**GIVEN REQUEST:**
Below is a listing to transcribe in full and exactly; keep the pictures out.

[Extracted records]
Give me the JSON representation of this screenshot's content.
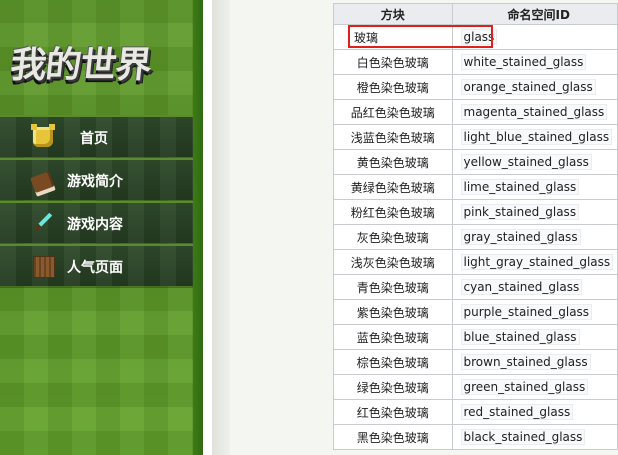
{
  "site": {
    "logo_text": "我的世界"
  },
  "nav": [
    {
      "label": "首页",
      "icon": "armor-icon"
    },
    {
      "label": "游戏简介",
      "icon": "book-icon"
    },
    {
      "label": "游戏内容",
      "icon": "sword-icon"
    },
    {
      "label": "人气页面",
      "icon": "crafting-table-icon"
    }
  ],
  "table": {
    "headers": [
      "方块",
      "命名空间ID"
    ],
    "rows": [
      {
        "name": "玻璃",
        "id": "glass",
        "highlighted": true
      },
      {
        "name": "白色染色玻璃",
        "id": "white_stained_glass"
      },
      {
        "name": "橙色染色玻璃",
        "id": "orange_stained_glass"
      },
      {
        "name": "品红色染色玻璃",
        "id": "magenta_stained_glass"
      },
      {
        "name": "浅蓝色染色玻璃",
        "id": "light_blue_stained_glass"
      },
      {
        "name": "黄色染色玻璃",
        "id": "yellow_stained_glass"
      },
      {
        "name": "黄绿色染色玻璃",
        "id": "lime_stained_glass"
      },
      {
        "name": "粉红色染色玻璃",
        "id": "pink_stained_glass"
      },
      {
        "name": "灰色染色玻璃",
        "id": "gray_stained_glass"
      },
      {
        "name": "浅灰色染色玻璃",
        "id": "light_gray_stained_glass"
      },
      {
        "name": "青色染色玻璃",
        "id": "cyan_stained_glass"
      },
      {
        "name": "紫色染色玻璃",
        "id": "purple_stained_glass"
      },
      {
        "name": "蓝色染色玻璃",
        "id": "blue_stained_glass"
      },
      {
        "name": "棕色染色玻璃",
        "id": "brown_stained_glass"
      },
      {
        "name": "绿色染色玻璃",
        "id": "green_stained_glass"
      },
      {
        "name": "红色染色玻璃",
        "id": "red_stained_glass"
      },
      {
        "name": "黑色染色玻璃",
        "id": "black_stained_glass"
      }
    ]
  },
  "colors": {
    "highlight_border": "#e0201b",
    "sidebar_green": "#5f9a2a",
    "nav_dark": "#2f4a2b"
  }
}
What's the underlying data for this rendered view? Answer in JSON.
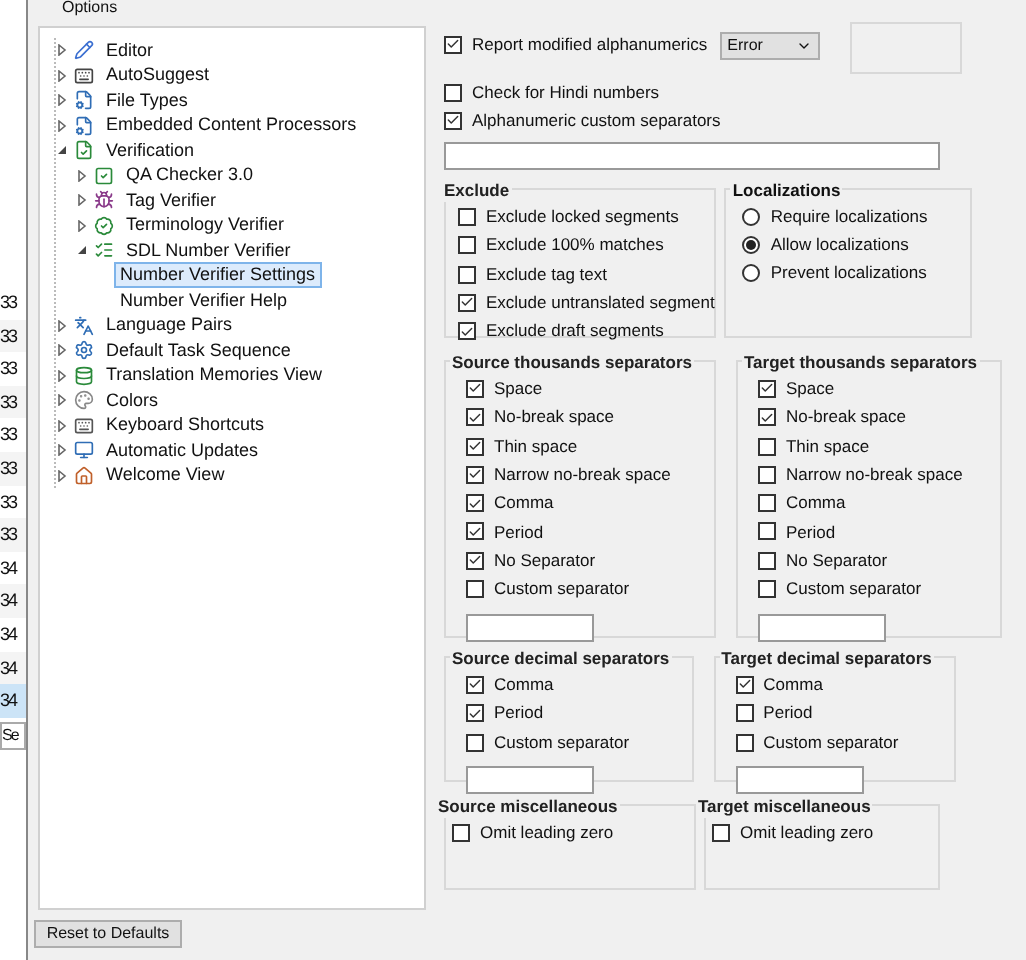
{
  "window": {
    "title": "Options"
  },
  "background_list": {
    "rows": [
      {
        "text": "33",
        "selected": false
      },
      {
        "text": "33",
        "selected": false
      },
      {
        "text": "33",
        "selected": false
      },
      {
        "text": "33",
        "selected": false
      },
      {
        "text": "33",
        "selected": false
      },
      {
        "text": "33",
        "selected": false
      },
      {
        "text": "33",
        "selected": false
      },
      {
        "text": "33",
        "selected": false
      },
      {
        "text": "34",
        "selected": false
      },
      {
        "text": "34",
        "selected": false
      },
      {
        "text": "34",
        "selected": false
      },
      {
        "text": "34",
        "selected": false
      },
      {
        "text": "34",
        "selected": true
      }
    ],
    "footer": "Se"
  },
  "tree": [
    {
      "label": "Editor",
      "expanded": false,
      "selected": false
    },
    {
      "label": "AutoSuggest",
      "expanded": false,
      "selected": false
    },
    {
      "label": "File Types",
      "expanded": false,
      "selected": false
    },
    {
      "label": "Embedded Content Processors",
      "expanded": false,
      "selected": false
    },
    {
      "label": "Verification",
      "expanded": true,
      "selected": false,
      "children": [
        {
          "label": "QA Checker 3.0",
          "expanded": false,
          "selected": false
        },
        {
          "label": "Tag Verifier",
          "expanded": false,
          "selected": false
        },
        {
          "label": "Terminology Verifier",
          "expanded": false,
          "selected": false
        },
        {
          "label": "SDL Number Verifier",
          "expanded": true,
          "selected": false,
          "children": [
            {
              "label": "Number Verifier Settings",
              "selected": true
            },
            {
              "label": "Number Verifier Help",
              "selected": false
            }
          ]
        }
      ]
    },
    {
      "label": "Language Pairs",
      "expanded": false,
      "selected": false
    },
    {
      "label": "Default Task Sequence",
      "expanded": false,
      "selected": false
    },
    {
      "label": "Translation Memories View",
      "expanded": false,
      "selected": false
    },
    {
      "label": "Colors",
      "expanded": false,
      "selected": false
    },
    {
      "label": "Keyboard Shortcuts",
      "expanded": false,
      "selected": false
    },
    {
      "label": "Automatic Updates",
      "expanded": false,
      "selected": false
    },
    {
      "label": "Welcome View",
      "expanded": false,
      "selected": false
    }
  ],
  "top_options": [
    {
      "label": "Report modified alphanumerics",
      "checked": true
    },
    {
      "label": "Check for Hindi numbers",
      "checked": false
    },
    {
      "label": "Alphanumeric custom separators",
      "checked": true
    }
  ],
  "severity_dropdown": {
    "value": "Error"
  },
  "exclude": {
    "title": "Exclude",
    "items": [
      {
        "label": "Exclude locked segments",
        "checked": false
      },
      {
        "label": "Exclude 100% matches",
        "checked": false
      },
      {
        "label": "Exclude tag text",
        "checked": false
      },
      {
        "label": "Exclude untranslated segment",
        "checked": true
      },
      {
        "label": "Exclude draft segments",
        "checked": true
      }
    ]
  },
  "localizations": {
    "title": "Localizations",
    "options": [
      {
        "label": "Require localizations",
        "selected": false
      },
      {
        "label": "Allow localizations",
        "selected": true
      },
      {
        "label": "Prevent localizations",
        "selected": false
      }
    ]
  },
  "source_thousands": {
    "title": "Source thousands separators",
    "items": [
      {
        "label": "Space",
        "checked": true
      },
      {
        "label": "No-break space",
        "checked": true
      },
      {
        "label": "Thin space",
        "checked": true
      },
      {
        "label": "Narrow no-break space",
        "checked": true
      },
      {
        "label": "Comma",
        "checked": true
      },
      {
        "label": "Period",
        "checked": true
      },
      {
        "label": "No Separator",
        "checked": true
      },
      {
        "label": "Custom separator",
        "checked": false
      }
    ]
  },
  "target_thousands": {
    "title": "Target thousands separators",
    "items": [
      {
        "label": "Space",
        "checked": true
      },
      {
        "label": "No-break space",
        "checked": true
      },
      {
        "label": "Thin space",
        "checked": false
      },
      {
        "label": "Narrow no-break space",
        "checked": false
      },
      {
        "label": "Comma",
        "checked": false
      },
      {
        "label": "Period",
        "checked": false
      },
      {
        "label": "No Separator",
        "checked": false
      },
      {
        "label": "Custom separator",
        "checked": false
      }
    ]
  },
  "source_decimal": {
    "title": "Source decimal separators",
    "items": [
      {
        "label": "Comma",
        "checked": true
      },
      {
        "label": "Period",
        "checked": true
      },
      {
        "label": "Custom separator",
        "checked": false
      }
    ]
  },
  "target_decimal": {
    "title": "Target decimal separators",
    "items": [
      {
        "label": "Comma",
        "checked": true
      },
      {
        "label": "Period",
        "checked": false
      },
      {
        "label": "Custom separator",
        "checked": false
      }
    ]
  },
  "source_misc": {
    "title": "Source miscellaneous",
    "items": [
      {
        "label": "Omit leading zero",
        "checked": false
      }
    ]
  },
  "target_misc": {
    "title": "Target miscellaneous",
    "items": [
      {
        "label": "Omit leading zero",
        "checked": false
      }
    ]
  },
  "reset_button": {
    "label": "Reset to Defaults"
  }
}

**TASK RESPONSE:**
Give me the JSON representation of this screenshot's content.
{
  "site": {
    "logo_text": "我的世界"
  },
  "nav": [
    {
      "label": "首页",
      "icon": "armor-icon"
    },
    {
      "label": "游戏简介",
      "icon": "book-icon"
    },
    {
      "label": "游戏内容",
      "icon": "sword-icon"
    },
    {
      "label": "人气页面",
      "icon": "crafting-table-icon"
    }
  ],
  "table": {
    "headers": [
      "方块",
      "命名空间ID"
    ],
    "rows": [
      {
        "name": "玻璃",
        "id": "glass",
        "highlighted": true
      },
      {
        "name": "白色染色玻璃",
        "id": "white_stained_glass"
      },
      {
        "name": "橙色染色玻璃",
        "id": "orange_stained_glass"
      },
      {
        "name": "品红色染色玻璃",
        "id": "magenta_stained_glass"
      },
      {
        "name": "浅蓝色染色玻璃",
        "id": "light_blue_stained_glass"
      },
      {
        "name": "黄色染色玻璃",
        "id": "yellow_stained_glass"
      },
      {
        "name": "黄绿色染色玻璃",
        "id": "lime_stained_glass"
      },
      {
        "name": "粉红色染色玻璃",
        "id": "pink_stained_glass"
      },
      {
        "name": "灰色染色玻璃",
        "id": "gray_stained_glass"
      },
      {
        "name": "浅灰色染色玻璃",
        "id": "light_gray_stained_glass"
      },
      {
        "name": "青色染色玻璃",
        "id": "cyan_stained_glass"
      },
      {
        "name": "紫色染色玻璃",
        "id": "purple_stained_glass"
      },
      {
        "name": "蓝色染色玻璃",
        "id": "blue_stained_glass"
      },
      {
        "name": "棕色染色玻璃",
        "id": "brown_stained_glass"
      },
      {
        "name": "绿色染色玻璃",
        "id": "green_stained_glass"
      },
      {
        "name": "红色染色玻璃",
        "id": "red_stained_glass"
      },
      {
        "name": "黑色染色玻璃",
        "id": "black_stained_glass"
      }
    ]
  },
  "colors": {
    "highlight_border": "#e0201b",
    "sidebar_green": "#5f9a2a",
    "nav_dark": "#2f4a2b"
  }
}
What's the underlying data for this rendered view? Answer in JSON.
{
  "window": {
    "title": "Options"
  },
  "background_list": {
    "rows": [
      {
        "text": "33",
        "selected": false
      },
      {
        "text": "33",
        "selected": false
      },
      {
        "text": "33",
        "selected": false
      },
      {
        "text": "33",
        "selected": false
      },
      {
        "text": "33",
        "selected": false
      },
      {
        "text": "33",
        "selected": false
      },
      {
        "text": "33",
        "selected": false
      },
      {
        "text": "33",
        "selected": false
      },
      {
        "text": "34",
        "selected": false
      },
      {
        "text": "34",
        "selected": false
      },
      {
        "text": "34",
        "selected": false
      },
      {
        "text": "34",
        "selected": false
      },
      {
        "text": "34",
        "selected": true
      }
    ],
    "footer": "Se"
  },
  "tree": [
    {
      "label": "Editor",
      "expanded": false,
      "selected": false
    },
    {
      "label": "AutoSuggest",
      "expanded": false,
      "selected": false
    },
    {
      "label": "File Types",
      "expanded": false,
      "selected": false
    },
    {
      "label": "Embedded Content Processors",
      "expanded": false,
      "selected": false
    },
    {
      "label": "Verification",
      "expanded": true,
      "selected": false,
      "children": [
        {
          "label": "QA Checker 3.0",
          "expanded": false,
          "selected": false
        },
        {
          "label": "Tag Verifier",
          "expanded": false,
          "selected": false
        },
        {
          "label": "Terminology Verifier",
          "expanded": false,
          "selected": false
        },
        {
          "label": "SDL Number Verifier",
          "expanded": true,
          "selected": false,
          "children": [
            {
              "label": "Number Verifier Settings",
              "selected": true
            },
            {
              "label": "Number Verifier Help",
              "selected": false
            }
          ]
        }
      ]
    },
    {
      "label": "Language Pairs",
      "expanded": false,
      "selected": false
    },
    {
      "label": "Default Task Sequence",
      "expanded": false,
      "selected": false
    },
    {
      "label": "Translation Memories View",
      "expanded": false,
      "selected": false
    },
    {
      "label": "Colors",
      "expanded": false,
      "selected": false
    },
    {
      "label": "Keyboard Shortcuts",
      "expanded": false,
      "selected": false
    },
    {
      "label": "Automatic Updates",
      "expanded": false,
      "selected": false
    },
    {
      "label": "Welcome View",
      "expanded": false,
      "selected": false
    }
  ],
  "top_options": [
    {
      "label": "Report modified alphanumerics",
      "checked": true
    },
    {
      "label": "Check for Hindi numbers",
      "checked": false
    },
    {
      "label": "Alphanumeric custom separators",
      "checked": true
    }
  ],
  "severity_dropdown": {
    "value": "Error"
  },
  "exclude": {
    "title": "Exclude",
    "items": [
      {
        "label": "Exclude locked segments",
        "checked": false
      },
      {
        "label": "Exclude 100% matches",
        "checked": false
      },
      {
        "label": "Exclude tag text",
        "checked": false
      },
      {
        "label": "Exclude untranslated segment",
        "checked": true
      },
      {
        "label": "Exclude draft segments",
        "checked": true
      }
    ]
  },
  "localizations": {
    "title": "Localizations",
    "options": [
      {
        "label": "Require localizations",
        "selected": false
      },
      {
        "label": "Allow localizations",
        "selected": true
      },
      {
        "label": "Prevent localizations",
        "selected": false
      }
    ]
  },
  "source_thousands": {
    "title": "Source thousands separators",
    "items": [
      {
        "label": "Space",
        "checked": true
      },
      {
        "label": "No-break space",
        "checked": true
      },
      {
        "label": "Thin space",
        "checked": true
      },
      {
        "label": "Narrow no-break space",
        "checked": true
      },
      {
        "label": "Comma",
        "checked": true
      },
      {
        "label": "Period",
        "checked": true
      },
      {
        "label": "No Separator",
        "checked": true
      },
      {
        "label": "Custom separator",
        "checked": false
      }
    ]
  },
  "target_thousands": {
    "title": "Target thousands separators",
    "items": [
      {
        "label": "Space",
        "checked": true
      },
      {
        "label": "No-break space",
        "checked": true
      },
      {
        "label": "Thin space",
        "checked": false
      },
      {
        "label": "Narrow no-break space",
        "checked": false
      },
      {
        "label": "Comma",
        "checked": false
      },
      {
        "label": "Period",
        "checked": false
      },
      {
        "label": "No Separator",
        "checked": false
      },
      {
        "label": "Custom separator",
        "checked": false
      }
    ]
  },
  "source_decimal": {
    "title": "Source decimal separators",
    "items": [
      {
        "label": "Comma",
        "checked": true
      },
      {
        "label": "Period",
        "checked": true
      },
      {
        "label": "Custom separator",
        "checked": false
      }
    ]
  },
  "target_decimal": {
    "title": "Target decimal separators",
    "items": [
      {
        "label": "Comma",
        "checked": true
      },
      {
        "label": "Period",
        "checked": false
      },
      {
        "label": "Custom separator",
        "checked": false
      }
    ]
  },
  "source_misc": {
    "title": "Source miscellaneous",
    "items": [
      {
        "label": "Omit leading zero",
        "checked": false
      }
    ]
  },
  "target_misc": {
    "title": "Target miscellaneous",
    "items": [
      {
        "label": "Omit leading zero",
        "checked": false
      }
    ]
  },
  "reset_button": {
    "label": "Reset to Defaults"
  }
}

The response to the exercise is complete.